AIM: Copy each line below that includes "пассажиров".

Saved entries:
****

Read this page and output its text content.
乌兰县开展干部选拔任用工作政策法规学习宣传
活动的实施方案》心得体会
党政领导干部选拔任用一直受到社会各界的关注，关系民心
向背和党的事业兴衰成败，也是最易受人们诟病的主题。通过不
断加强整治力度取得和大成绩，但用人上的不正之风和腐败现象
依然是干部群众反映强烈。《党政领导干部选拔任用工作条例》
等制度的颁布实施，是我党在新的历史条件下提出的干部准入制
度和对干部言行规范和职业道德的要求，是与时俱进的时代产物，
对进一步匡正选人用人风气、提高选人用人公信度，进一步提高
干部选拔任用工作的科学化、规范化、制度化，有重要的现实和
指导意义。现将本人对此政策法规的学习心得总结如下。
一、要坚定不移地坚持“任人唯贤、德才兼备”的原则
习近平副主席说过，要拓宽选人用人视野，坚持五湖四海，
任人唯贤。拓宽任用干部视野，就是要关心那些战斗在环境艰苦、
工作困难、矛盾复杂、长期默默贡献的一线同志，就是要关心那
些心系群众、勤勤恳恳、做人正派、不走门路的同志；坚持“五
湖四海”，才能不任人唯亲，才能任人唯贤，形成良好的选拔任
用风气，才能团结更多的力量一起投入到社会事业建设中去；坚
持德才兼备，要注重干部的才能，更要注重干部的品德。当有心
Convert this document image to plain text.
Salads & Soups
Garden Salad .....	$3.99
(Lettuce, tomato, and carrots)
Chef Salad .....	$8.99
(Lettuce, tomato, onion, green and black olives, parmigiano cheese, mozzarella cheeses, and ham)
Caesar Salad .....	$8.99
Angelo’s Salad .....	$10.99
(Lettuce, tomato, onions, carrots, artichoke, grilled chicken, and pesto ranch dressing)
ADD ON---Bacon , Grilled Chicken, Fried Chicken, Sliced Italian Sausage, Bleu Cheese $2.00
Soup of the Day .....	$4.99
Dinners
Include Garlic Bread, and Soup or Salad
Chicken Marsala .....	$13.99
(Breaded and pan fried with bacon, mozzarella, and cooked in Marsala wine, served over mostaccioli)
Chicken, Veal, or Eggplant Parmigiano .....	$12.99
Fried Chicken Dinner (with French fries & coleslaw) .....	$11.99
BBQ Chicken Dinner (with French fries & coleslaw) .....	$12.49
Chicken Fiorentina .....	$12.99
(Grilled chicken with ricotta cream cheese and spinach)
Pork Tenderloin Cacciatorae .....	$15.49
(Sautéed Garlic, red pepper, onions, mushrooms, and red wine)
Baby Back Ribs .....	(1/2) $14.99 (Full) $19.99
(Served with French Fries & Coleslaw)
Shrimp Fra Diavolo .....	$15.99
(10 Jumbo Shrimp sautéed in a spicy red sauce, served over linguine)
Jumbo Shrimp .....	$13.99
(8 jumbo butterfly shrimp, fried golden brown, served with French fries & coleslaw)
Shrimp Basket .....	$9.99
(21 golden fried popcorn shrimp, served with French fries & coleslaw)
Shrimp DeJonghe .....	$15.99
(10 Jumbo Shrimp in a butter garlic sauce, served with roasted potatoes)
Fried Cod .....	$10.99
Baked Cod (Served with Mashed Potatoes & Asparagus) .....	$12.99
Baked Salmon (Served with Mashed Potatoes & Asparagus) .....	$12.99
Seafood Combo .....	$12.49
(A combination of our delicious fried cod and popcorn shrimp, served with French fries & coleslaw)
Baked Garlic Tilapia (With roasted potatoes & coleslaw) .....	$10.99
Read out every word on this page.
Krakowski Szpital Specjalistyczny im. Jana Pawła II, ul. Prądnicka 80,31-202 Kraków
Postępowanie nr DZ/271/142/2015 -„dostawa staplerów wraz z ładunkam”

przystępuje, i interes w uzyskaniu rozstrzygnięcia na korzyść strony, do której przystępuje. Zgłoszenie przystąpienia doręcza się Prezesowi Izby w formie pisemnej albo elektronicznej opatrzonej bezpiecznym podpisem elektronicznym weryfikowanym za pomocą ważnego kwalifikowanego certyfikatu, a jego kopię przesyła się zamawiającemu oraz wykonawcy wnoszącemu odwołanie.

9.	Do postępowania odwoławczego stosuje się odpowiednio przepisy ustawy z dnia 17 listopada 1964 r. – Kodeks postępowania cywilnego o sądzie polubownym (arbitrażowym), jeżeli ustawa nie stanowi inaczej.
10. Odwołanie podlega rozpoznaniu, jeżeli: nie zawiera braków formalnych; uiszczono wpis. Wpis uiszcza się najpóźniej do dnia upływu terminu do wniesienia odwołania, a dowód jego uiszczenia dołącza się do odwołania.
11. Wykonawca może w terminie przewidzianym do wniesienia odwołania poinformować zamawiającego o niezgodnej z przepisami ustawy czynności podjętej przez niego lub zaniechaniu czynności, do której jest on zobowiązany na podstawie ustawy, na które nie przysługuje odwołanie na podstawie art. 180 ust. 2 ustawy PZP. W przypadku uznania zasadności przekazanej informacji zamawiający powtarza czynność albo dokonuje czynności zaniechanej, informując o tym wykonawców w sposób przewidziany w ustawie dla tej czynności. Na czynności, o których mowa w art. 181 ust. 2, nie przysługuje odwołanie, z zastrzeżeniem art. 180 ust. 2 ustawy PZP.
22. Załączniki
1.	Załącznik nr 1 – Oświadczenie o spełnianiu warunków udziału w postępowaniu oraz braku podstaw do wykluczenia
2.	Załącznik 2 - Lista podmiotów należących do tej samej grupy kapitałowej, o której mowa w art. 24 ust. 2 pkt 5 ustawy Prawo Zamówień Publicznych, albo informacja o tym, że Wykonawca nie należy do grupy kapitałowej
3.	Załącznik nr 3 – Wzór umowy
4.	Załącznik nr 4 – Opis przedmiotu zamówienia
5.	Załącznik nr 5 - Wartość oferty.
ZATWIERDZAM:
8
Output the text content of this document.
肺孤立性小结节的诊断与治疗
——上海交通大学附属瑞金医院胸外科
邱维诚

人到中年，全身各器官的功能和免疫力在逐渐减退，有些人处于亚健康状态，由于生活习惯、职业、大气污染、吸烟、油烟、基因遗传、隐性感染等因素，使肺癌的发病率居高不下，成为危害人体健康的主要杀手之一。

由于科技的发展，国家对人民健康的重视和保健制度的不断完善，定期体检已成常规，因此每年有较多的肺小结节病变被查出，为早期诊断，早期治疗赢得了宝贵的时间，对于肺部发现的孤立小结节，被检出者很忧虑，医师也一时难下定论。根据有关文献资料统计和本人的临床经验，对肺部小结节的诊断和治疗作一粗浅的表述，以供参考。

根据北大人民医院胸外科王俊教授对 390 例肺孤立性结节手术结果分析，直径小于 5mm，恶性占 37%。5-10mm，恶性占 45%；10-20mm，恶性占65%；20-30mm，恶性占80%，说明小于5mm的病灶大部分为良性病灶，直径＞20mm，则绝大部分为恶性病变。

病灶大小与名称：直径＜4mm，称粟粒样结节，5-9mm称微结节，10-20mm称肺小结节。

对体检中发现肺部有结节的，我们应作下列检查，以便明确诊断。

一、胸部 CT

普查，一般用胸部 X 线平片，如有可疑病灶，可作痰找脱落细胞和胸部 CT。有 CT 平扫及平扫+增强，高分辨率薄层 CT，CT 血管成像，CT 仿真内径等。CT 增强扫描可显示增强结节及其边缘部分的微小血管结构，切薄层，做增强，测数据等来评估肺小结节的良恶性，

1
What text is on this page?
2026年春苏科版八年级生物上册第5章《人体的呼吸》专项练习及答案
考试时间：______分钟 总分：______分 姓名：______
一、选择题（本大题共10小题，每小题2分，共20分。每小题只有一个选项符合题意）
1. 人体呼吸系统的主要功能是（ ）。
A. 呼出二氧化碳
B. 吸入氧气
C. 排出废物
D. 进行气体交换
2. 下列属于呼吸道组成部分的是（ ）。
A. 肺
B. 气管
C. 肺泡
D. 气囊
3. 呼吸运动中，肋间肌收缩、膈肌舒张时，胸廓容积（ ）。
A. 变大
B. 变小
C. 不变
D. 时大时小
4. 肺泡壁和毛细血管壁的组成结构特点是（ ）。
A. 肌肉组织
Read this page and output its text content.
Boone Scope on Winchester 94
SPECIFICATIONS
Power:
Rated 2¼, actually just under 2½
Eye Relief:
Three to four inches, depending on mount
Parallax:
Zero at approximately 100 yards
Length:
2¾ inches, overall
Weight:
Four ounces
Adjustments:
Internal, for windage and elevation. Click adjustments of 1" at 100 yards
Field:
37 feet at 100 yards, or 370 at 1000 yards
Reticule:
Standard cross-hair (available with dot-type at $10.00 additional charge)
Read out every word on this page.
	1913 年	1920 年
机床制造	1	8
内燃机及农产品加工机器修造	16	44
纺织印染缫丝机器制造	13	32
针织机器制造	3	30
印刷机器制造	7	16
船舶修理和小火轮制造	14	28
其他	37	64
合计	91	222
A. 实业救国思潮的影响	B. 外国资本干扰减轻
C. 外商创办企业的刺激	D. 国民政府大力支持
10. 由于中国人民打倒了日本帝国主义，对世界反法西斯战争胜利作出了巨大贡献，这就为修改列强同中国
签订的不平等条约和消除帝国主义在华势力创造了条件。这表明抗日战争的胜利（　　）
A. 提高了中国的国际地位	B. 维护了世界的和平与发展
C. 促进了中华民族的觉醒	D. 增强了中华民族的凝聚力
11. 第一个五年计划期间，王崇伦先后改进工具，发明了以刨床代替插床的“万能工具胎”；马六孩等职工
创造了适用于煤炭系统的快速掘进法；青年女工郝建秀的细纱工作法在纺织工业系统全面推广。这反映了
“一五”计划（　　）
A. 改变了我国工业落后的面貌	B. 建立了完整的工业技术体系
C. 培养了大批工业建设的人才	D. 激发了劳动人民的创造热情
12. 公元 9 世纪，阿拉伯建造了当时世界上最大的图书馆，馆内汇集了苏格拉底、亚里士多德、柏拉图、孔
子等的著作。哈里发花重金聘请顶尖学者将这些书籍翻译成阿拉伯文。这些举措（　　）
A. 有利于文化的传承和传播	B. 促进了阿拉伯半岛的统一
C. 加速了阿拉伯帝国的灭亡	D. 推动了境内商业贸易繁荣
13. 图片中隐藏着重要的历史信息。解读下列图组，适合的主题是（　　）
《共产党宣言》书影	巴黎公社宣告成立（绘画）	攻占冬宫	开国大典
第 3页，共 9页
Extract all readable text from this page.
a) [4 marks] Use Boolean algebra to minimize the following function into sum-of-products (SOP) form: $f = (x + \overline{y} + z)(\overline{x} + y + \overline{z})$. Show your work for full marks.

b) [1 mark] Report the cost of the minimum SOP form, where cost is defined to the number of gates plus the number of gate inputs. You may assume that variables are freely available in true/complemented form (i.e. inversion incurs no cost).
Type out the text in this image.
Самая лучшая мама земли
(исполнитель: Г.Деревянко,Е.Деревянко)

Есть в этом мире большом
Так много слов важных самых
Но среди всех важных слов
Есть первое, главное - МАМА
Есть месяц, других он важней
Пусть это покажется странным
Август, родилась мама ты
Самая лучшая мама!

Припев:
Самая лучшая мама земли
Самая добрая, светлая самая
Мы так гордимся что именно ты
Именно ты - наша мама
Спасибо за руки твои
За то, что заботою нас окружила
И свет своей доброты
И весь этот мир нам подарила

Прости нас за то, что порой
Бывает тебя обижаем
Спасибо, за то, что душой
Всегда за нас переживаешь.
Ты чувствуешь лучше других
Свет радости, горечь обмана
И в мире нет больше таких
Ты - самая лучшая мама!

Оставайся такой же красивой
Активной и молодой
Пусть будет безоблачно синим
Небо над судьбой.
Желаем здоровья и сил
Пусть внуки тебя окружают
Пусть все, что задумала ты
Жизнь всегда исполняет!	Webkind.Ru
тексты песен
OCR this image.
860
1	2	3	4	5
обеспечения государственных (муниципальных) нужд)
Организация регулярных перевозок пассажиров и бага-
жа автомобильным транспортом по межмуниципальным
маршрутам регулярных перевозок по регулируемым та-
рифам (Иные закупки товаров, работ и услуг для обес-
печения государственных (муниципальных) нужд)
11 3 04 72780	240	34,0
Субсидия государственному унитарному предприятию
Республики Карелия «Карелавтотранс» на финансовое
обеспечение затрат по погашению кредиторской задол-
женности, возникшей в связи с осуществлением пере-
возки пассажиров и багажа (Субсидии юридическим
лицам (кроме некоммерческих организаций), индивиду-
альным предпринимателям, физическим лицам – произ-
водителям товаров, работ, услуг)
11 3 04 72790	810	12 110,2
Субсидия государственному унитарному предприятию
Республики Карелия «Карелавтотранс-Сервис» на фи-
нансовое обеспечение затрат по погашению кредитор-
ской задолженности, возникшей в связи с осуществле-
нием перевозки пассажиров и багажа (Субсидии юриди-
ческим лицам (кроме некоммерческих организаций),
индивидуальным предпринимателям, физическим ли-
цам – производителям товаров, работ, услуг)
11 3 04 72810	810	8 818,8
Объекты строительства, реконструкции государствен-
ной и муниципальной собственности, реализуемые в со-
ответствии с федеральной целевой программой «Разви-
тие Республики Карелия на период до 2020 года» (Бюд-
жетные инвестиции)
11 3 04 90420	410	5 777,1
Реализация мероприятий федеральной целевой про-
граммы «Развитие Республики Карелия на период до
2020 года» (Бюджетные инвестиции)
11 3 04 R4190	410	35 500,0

****

TASK ANSWER:
Организация регулярных перевозок пассажиров и бага-
возки пассажиров и багажа (Субсидии юридическим
нием перевозки пассажиров и багажа (Субсидии юриди-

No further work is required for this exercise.